▶ **Set task**:
Report only the number of lines that hold the word "Operating".

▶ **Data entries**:
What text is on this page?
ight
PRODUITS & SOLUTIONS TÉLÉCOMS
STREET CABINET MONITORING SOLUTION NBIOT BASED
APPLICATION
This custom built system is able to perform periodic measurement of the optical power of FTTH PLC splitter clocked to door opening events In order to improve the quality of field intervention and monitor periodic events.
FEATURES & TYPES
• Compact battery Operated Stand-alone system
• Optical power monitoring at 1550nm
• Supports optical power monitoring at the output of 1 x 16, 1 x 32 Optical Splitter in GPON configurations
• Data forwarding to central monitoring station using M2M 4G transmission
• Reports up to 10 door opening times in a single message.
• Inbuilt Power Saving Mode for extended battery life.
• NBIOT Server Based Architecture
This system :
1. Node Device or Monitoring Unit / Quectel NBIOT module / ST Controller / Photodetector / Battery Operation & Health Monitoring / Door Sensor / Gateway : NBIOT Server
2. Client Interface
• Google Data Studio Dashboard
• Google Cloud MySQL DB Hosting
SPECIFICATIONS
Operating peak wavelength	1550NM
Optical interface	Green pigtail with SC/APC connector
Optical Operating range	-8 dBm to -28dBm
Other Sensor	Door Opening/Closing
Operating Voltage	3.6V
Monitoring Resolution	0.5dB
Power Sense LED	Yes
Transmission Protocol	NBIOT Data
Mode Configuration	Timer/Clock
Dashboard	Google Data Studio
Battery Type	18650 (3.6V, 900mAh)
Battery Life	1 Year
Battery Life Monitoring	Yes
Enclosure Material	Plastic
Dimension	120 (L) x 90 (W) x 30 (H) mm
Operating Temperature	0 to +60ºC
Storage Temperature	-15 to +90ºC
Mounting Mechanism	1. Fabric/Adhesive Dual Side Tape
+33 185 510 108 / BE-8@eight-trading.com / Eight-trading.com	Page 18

▶ **In response**:
4